[Stored entries]
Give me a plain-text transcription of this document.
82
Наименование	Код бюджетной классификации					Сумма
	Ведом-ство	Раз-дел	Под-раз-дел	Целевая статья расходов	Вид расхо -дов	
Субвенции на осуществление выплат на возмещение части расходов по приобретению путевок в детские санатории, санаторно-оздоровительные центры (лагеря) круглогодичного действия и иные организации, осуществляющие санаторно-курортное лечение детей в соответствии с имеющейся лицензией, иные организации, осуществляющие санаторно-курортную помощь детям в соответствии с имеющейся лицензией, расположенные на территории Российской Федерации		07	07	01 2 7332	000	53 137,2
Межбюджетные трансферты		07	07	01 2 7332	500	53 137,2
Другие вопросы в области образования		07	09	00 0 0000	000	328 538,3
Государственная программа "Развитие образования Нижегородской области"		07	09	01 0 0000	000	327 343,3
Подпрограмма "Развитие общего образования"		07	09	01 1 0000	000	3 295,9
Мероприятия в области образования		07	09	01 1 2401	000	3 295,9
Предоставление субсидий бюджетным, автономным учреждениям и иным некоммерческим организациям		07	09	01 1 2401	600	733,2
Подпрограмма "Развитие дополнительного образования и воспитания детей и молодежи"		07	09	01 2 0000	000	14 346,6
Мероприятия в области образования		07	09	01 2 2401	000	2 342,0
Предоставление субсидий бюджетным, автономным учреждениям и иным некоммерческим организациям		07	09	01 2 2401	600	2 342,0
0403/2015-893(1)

EXERCISE DESCRIPTION. Gather all lines from the listing above in which "Развитие" occurs.

TASK SOLUTION.
Государственная программа "Развитие образования Нижегородской области"		07	09	01 0 0000	000	327 343,3
Подпрограмма "Развитие общего образования"		07	09	01 1 0000	000	3 295,9
Подпрограмма "Развитие дополнительного образования и воспитания детей и молодежи"		07	09	01 2 0000	000	14 346,6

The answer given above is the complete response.